Exercise goal: Omit the pictures and return every entry exactly as written.

Records to use:
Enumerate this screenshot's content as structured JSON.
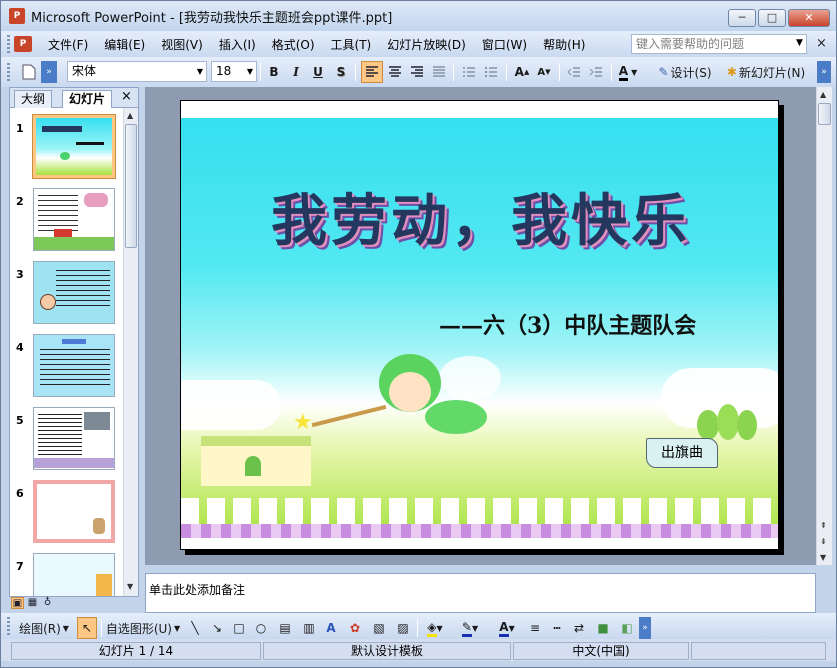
{
  "window": {
    "title": "Microsoft PowerPoint - [我劳动我快乐主题班会ppt课件.ppt]",
    "app_icon": "P",
    "minimize": "─",
    "restore": "□",
    "close": "✕"
  },
  "menu": {
    "items": [
      "文件(F)",
      "编辑(E)",
      "视图(V)",
      "插入(I)",
      "格式(O)",
      "工具(T)",
      "幻灯片放映(D)",
      "窗口(W)",
      "帮助(H)"
    ],
    "help_placeholder": "键入需要帮助的问题",
    "help_dropdown": "▼",
    "doc_close": "×"
  },
  "toolbar": {
    "font_name": "宋体",
    "font_size": "18",
    "bold": "B",
    "italic": "I",
    "underline": "U",
    "shadow": "S",
    "design_label": "设计(S)",
    "new_slide_label": "新幻灯片(N)"
  },
  "left_pane": {
    "tab_outline": "大纲",
    "tab_slides": "幻灯片",
    "close": "×",
    "slide_numbers": [
      "1",
      "2",
      "3",
      "4",
      "5",
      "6",
      "7"
    ]
  },
  "slide": {
    "title": "我劳动，我快乐",
    "subtitle": "——六（3）中队主题队会",
    "flag_label": "出旗曲"
  },
  "notes": {
    "placeholder": "单击此处添加备注"
  },
  "drawing_toolbar": {
    "draw_label": "绘图(R)",
    "autoshapes_label": "自选图形(U)"
  },
  "status": {
    "slide_position": "幻灯片 1 / 14",
    "template": "默认设计模板",
    "language": "中文(中国)"
  },
  "colors": {
    "chrome": "#c3d3ea",
    "active_button": "#ffc783",
    "sky": "#36dff0",
    "grass": "#a7e23d"
  }
}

Correct response:
Enumerate this screenshot's content as structured JSON.
{
  "window": {
    "title": "Microsoft PowerPoint - [我劳动我快乐主题班会ppt课件.ppt]",
    "app_icon": "P",
    "minimize": "─",
    "restore": "□",
    "close": "✕"
  },
  "menu": {
    "items": [
      "文件(F)",
      "编辑(E)",
      "视图(V)",
      "插入(I)",
      "格式(O)",
      "工具(T)",
      "幻灯片放映(D)",
      "窗口(W)",
      "帮助(H)"
    ],
    "help_placeholder": "键入需要帮助的问题",
    "help_dropdown": "▼",
    "doc_close": "×"
  },
  "toolbar": {
    "font_name": "宋体",
    "font_size": "18",
    "bold": "B",
    "italic": "I",
    "underline": "U",
    "shadow": "S",
    "design_label": "设计(S)",
    "new_slide_label": "新幻灯片(N)"
  },
  "left_pane": {
    "tab_outline": "大纲",
    "tab_slides": "幻灯片",
    "close": "×",
    "slide_numbers": [
      "1",
      "2",
      "3",
      "4",
      "5",
      "6",
      "7"
    ]
  },
  "slide": {
    "title": "我劳动，我快乐",
    "subtitle": "——六（3）中队主题队会",
    "flag_label": "出旗曲"
  },
  "notes": {
    "placeholder": "单击此处添加备注"
  },
  "drawing_toolbar": {
    "draw_label": "绘图(R)",
    "autoshapes_label": "自选图形(U)"
  },
  "status": {
    "slide_position": "幻灯片 1 / 14",
    "template": "默认设计模板",
    "language": "中文(中国)"
  },
  "colors": {
    "chrome": "#c3d3ea",
    "active_button": "#ffc783",
    "sky": "#36dff0",
    "grass": "#a7e23d"
  }
}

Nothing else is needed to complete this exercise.